## What the task asks
Lines containing the string "Forstwirte" are to be counted. Write only how many there are.

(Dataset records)
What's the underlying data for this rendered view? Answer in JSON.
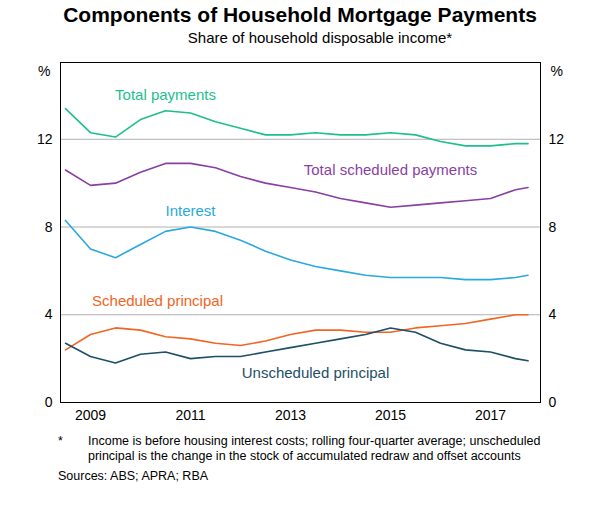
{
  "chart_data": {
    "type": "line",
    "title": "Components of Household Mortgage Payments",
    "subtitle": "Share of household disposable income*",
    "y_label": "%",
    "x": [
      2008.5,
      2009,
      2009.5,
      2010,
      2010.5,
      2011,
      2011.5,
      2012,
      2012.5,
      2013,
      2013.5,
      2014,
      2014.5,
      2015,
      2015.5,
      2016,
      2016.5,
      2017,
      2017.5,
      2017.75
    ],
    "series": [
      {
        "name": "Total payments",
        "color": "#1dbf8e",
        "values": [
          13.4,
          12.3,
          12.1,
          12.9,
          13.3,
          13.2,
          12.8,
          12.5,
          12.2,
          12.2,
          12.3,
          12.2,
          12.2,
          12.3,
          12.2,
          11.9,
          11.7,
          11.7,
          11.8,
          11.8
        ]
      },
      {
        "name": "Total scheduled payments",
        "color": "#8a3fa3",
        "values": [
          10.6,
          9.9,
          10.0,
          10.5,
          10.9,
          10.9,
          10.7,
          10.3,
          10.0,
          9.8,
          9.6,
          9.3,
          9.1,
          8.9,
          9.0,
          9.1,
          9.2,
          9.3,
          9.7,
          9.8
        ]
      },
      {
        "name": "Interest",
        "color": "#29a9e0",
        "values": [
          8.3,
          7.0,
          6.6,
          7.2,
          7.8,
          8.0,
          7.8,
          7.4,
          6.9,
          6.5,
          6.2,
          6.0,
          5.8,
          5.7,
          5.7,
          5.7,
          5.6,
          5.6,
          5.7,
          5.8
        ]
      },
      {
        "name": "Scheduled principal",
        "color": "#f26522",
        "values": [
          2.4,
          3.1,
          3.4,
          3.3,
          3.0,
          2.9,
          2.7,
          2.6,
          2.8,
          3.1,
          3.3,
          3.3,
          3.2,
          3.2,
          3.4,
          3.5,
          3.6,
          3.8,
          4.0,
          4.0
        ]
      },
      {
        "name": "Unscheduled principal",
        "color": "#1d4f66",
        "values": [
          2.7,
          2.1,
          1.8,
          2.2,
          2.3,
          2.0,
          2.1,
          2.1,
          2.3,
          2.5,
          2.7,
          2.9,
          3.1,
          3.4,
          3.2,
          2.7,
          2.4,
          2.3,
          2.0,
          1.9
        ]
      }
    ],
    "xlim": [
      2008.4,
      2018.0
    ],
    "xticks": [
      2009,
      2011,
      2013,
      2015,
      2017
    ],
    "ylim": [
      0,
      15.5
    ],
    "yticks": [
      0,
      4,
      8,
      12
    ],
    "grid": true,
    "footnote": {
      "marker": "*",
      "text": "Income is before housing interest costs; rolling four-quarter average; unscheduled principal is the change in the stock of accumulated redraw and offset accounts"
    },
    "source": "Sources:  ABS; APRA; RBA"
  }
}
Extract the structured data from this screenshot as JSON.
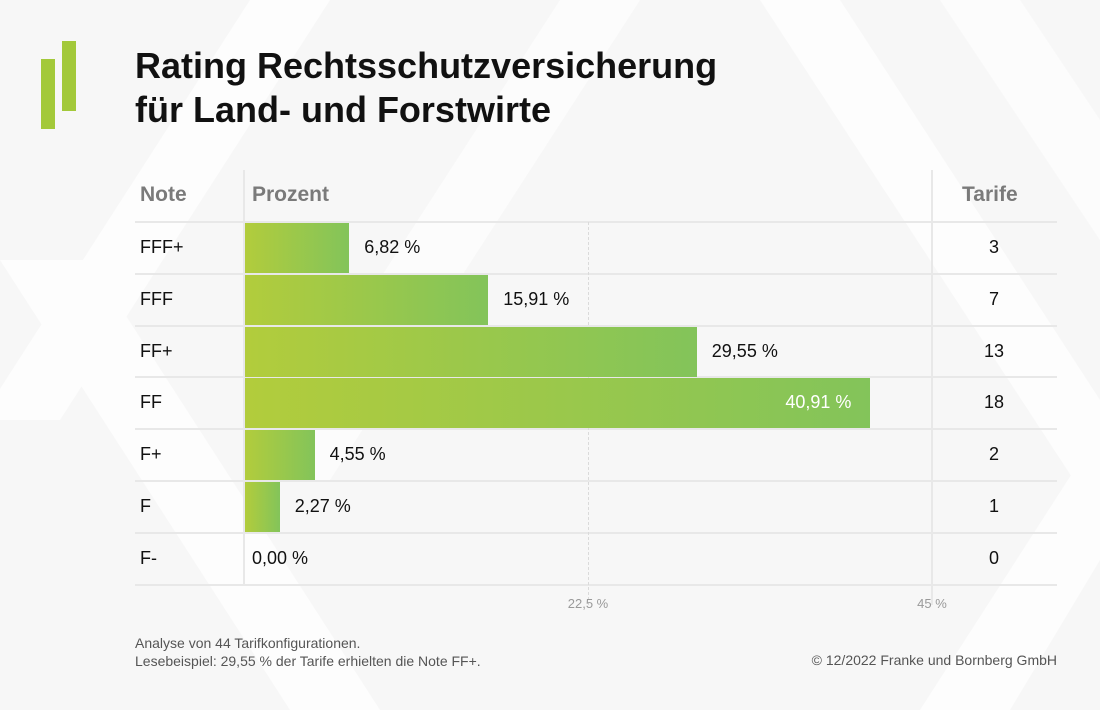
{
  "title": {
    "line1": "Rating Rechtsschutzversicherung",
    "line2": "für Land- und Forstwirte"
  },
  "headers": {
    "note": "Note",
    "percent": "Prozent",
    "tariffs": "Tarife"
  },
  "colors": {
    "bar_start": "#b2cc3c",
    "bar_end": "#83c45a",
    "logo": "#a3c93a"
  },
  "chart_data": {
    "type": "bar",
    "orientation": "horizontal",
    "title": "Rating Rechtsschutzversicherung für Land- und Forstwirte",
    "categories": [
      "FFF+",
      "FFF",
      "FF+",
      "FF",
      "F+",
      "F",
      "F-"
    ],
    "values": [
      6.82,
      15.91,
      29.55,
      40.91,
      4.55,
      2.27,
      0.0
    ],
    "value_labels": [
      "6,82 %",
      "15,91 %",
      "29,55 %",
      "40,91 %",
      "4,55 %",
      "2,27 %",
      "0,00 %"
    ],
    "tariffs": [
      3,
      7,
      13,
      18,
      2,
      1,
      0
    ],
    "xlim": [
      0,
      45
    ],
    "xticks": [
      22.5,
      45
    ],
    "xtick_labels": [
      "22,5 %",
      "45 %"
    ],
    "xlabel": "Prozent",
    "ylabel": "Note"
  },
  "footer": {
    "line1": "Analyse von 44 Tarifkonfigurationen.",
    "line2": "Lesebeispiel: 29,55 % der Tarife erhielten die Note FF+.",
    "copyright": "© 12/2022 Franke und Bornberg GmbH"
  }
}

--

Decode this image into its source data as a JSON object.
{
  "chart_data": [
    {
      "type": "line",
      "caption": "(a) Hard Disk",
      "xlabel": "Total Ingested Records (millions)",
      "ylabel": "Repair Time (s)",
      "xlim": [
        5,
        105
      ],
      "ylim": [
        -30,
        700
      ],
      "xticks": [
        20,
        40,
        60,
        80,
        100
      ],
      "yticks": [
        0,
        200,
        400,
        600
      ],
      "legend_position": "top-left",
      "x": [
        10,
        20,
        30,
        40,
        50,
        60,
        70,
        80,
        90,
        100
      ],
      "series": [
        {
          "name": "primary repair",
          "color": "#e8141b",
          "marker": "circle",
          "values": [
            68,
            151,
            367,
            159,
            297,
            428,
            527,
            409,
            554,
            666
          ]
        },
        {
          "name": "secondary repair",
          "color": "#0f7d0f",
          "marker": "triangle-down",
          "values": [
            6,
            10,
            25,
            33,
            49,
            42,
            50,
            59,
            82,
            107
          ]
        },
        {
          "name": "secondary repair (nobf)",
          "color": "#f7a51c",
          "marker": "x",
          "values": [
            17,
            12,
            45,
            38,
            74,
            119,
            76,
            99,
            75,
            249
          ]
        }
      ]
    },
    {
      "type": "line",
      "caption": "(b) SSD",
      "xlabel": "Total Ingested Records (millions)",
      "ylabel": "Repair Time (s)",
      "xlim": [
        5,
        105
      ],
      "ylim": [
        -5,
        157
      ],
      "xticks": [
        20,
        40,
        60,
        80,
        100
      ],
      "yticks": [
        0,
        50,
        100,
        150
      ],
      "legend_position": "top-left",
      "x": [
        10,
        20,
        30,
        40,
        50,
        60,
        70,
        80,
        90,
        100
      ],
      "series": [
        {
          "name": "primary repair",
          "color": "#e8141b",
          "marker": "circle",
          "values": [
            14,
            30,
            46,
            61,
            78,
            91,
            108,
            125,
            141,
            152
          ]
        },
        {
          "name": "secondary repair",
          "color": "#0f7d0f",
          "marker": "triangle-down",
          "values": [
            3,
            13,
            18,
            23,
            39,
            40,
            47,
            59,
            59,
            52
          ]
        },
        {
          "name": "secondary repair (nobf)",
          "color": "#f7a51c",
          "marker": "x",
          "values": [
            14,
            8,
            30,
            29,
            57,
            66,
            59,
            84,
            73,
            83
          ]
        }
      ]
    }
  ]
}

## Result of the task
2